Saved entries

* * *

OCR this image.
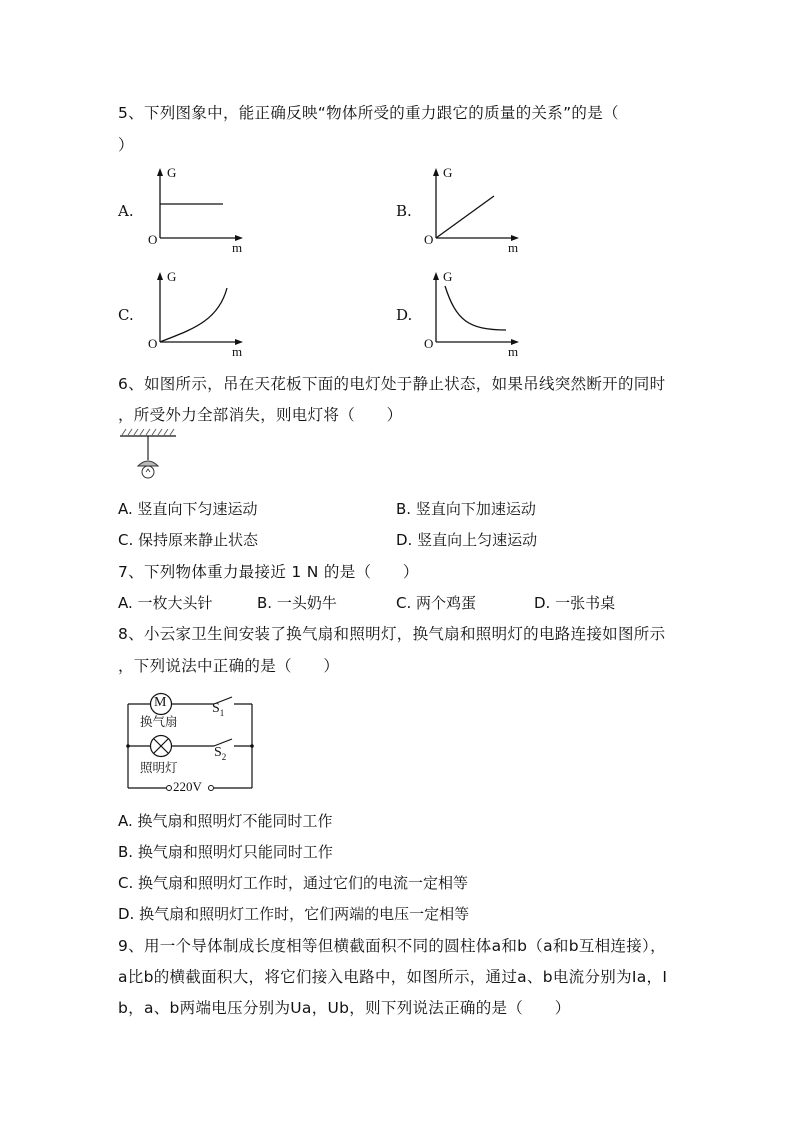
5、下列图象中，能正确反映“物体所受的重力跟它的质量的关系”的是（
）
A.
G
O
m
B.
G
O
m
C.
G
O
m
D.
G
O
m
6、如图所示，吊在天花板下面的电灯处于静止状态，如果吊线突然断开的同时
，所受外力全部消失，则电灯将（　　）
A. 竖直向下匀速运动	B. 竖直向下加速运动
C. 保持原来静止状态	D. 竖直向上匀速运动
7、下列物体重力最接近 1 N 的是（　　）
A. 一枚大头针	B. 一头奶牛	C. 两个鸡蛋	D. 一张书桌
8、小云家卫生间安装了换气扇和照明灯，换气扇和照明灯的电路连接如图所示
，下列说法中正确的是（　　）
M
换气扇
$S_1$
照明灯
$S_2$
220V
A. 换气扇和照明灯不能同时工作
B. 换气扇和照明灯只能同时工作
C. 换气扇和照明灯工作时，通过它们的电流一定相等
D. 换气扇和照明灯工作时，它们两端的电压一定相等
9、用一个导体制成长度相等但横截面积不同的圆柱体a和b（a和b互相连接），
a比b的横截面积大，将它们接入电路中，如图所示，通过a、b电流分别为Ia，I
b，a、b两端电压分别为Ua，Ub，则下列说法正确的是（　　）
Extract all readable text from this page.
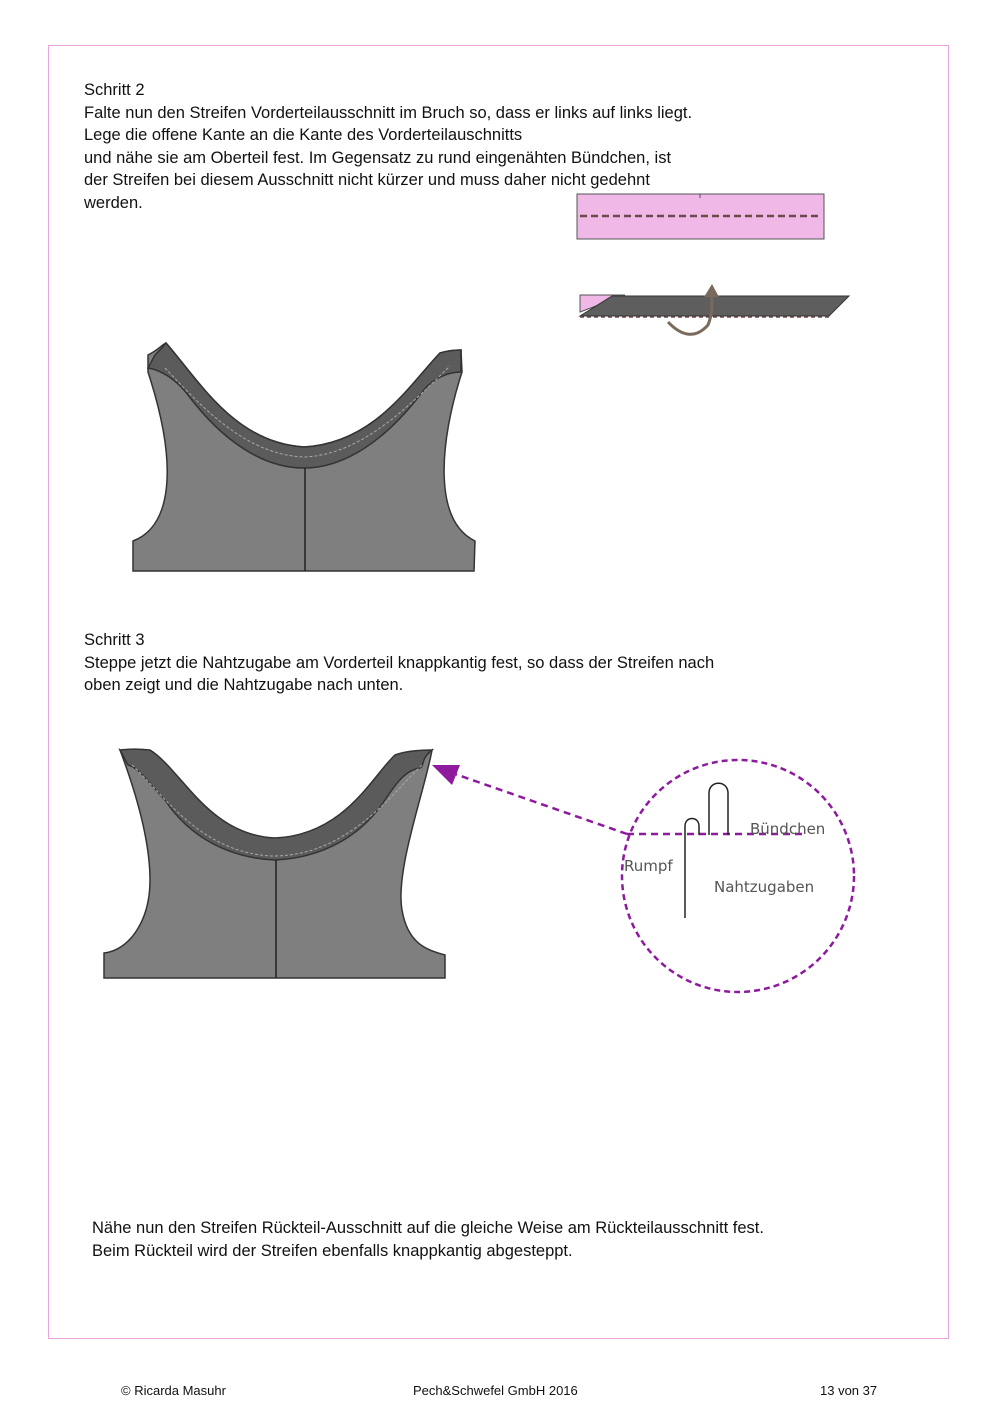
Schritt 2
Falte nun den Streifen Vorderteilausschnitt im Bruch so, dass er links auf links liegt.
Lege die offene Kante an die Kante des Vorderteilauschnitts
und nähe sie am Oberteil fest. Im Gegensatz zu rund eingenähten Bündchen, ist
der Streifen bei diesem Ausschnitt nicht kürzer und muss daher nicht gedehnt
werden.
Schritt 3
Steppe jetzt die Nahtzugabe am Vorderteil knappkantig fest, so dass der Streifen nach
oben zeigt und die Nahtzugabe nach unten.
Nähe nun den Streifen Rückteil-Ausschnitt auf die gleiche Weise am Rückteilausschnitt fest.
Beim Rückteil wird der Streifen ebenfalls knappkantig abgesteppt.
Bündchen
Rumpf
Nahtzugaben
© Ricarda Masuhr	Pech&Schwefel GmbH 2016	13 von 37
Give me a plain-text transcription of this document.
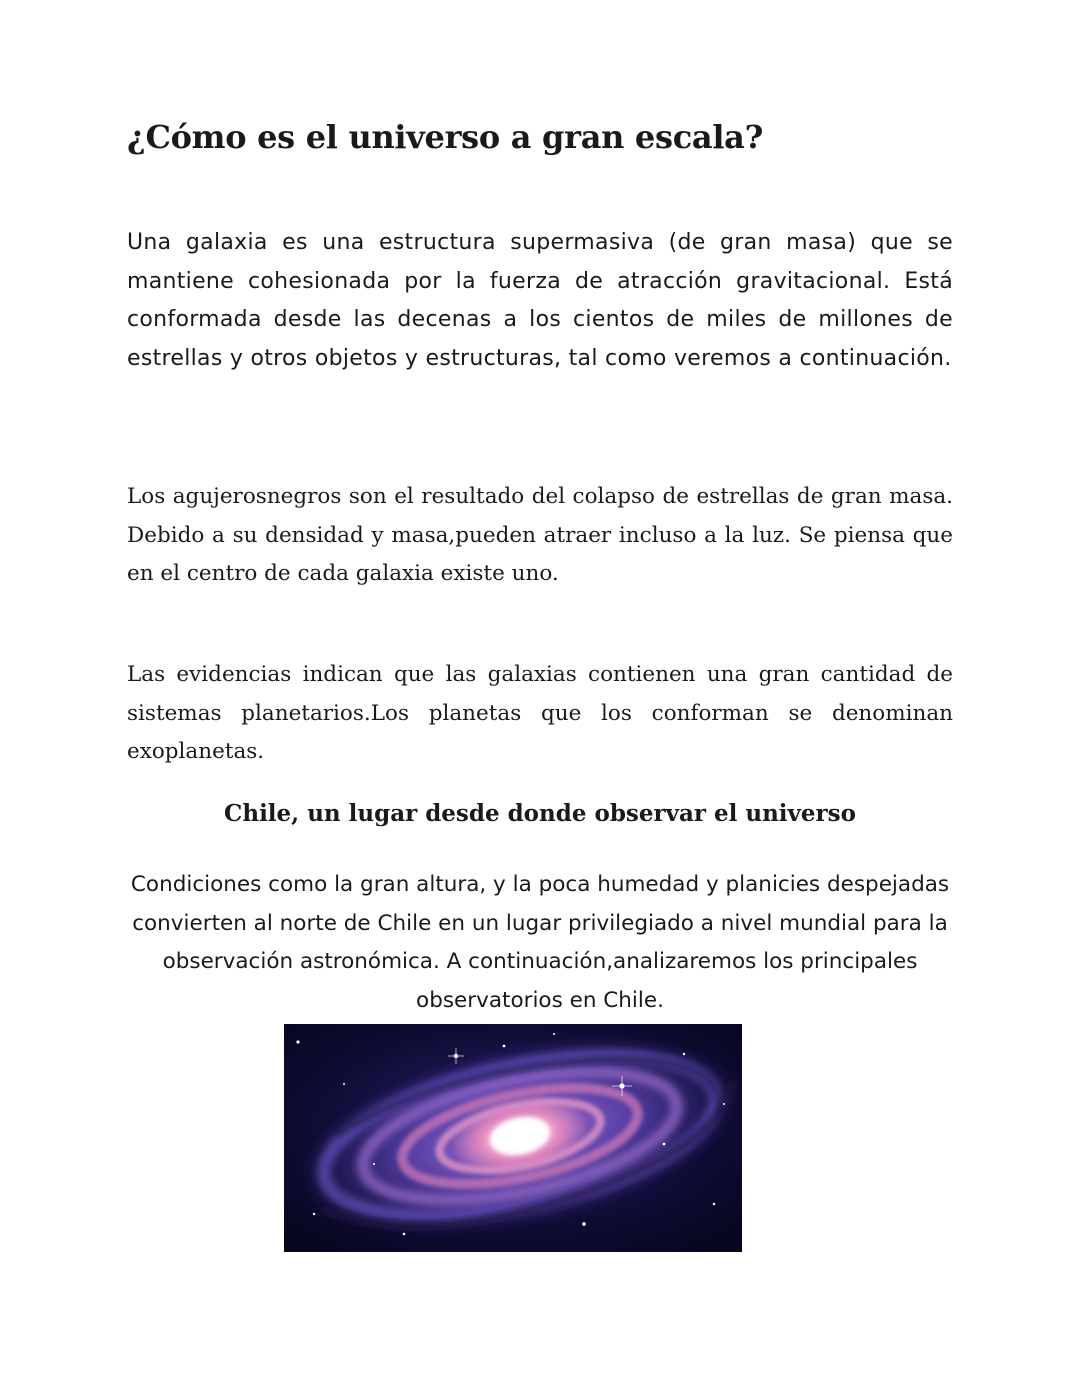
¿Cómo es el universo a gran escala?

Una galaxia es una estructura supermasiva (de gran masa) que se mantiene cohesionada por la fuerza de atracción gravitacional. Está conformada desde las decenas a los cientos de miles de millones de estrellas y otros objetos y estructuras, tal como veremos a continuación.

Los agujerosnegros son el resultado del colapso de estrellas de gran masa. Debido a su densidad y masa,pueden atraer incluso a la luz. Se piensa que en el centro de cada galaxia existe uno.

Las evidencias indican que las galaxias contienen una gran cantidad de sistemas planetarios.Los planetas que los conforman se denominan exoplanetas.

Chile, un lugar desde donde observar el universo

Condiciones como la gran altura, y la poca humedad y planicies despejadas convierten al norte de Chile en un lugar privilegiado a nivel mundial para la observación astronómica. A continuación,analizaremos los principales observatorios en Chile.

* * *

WHAT THE EXERCISE ASKS :: Within the listing above, copy each line that has the string "nach".

WRITTEN SOLUTION ::
Steppe jetzt die Nahtzugabe am Vorderteil knappkantig fest, so dass der Streifen nach
oben zeigt und die Nahtzugabe nach unten.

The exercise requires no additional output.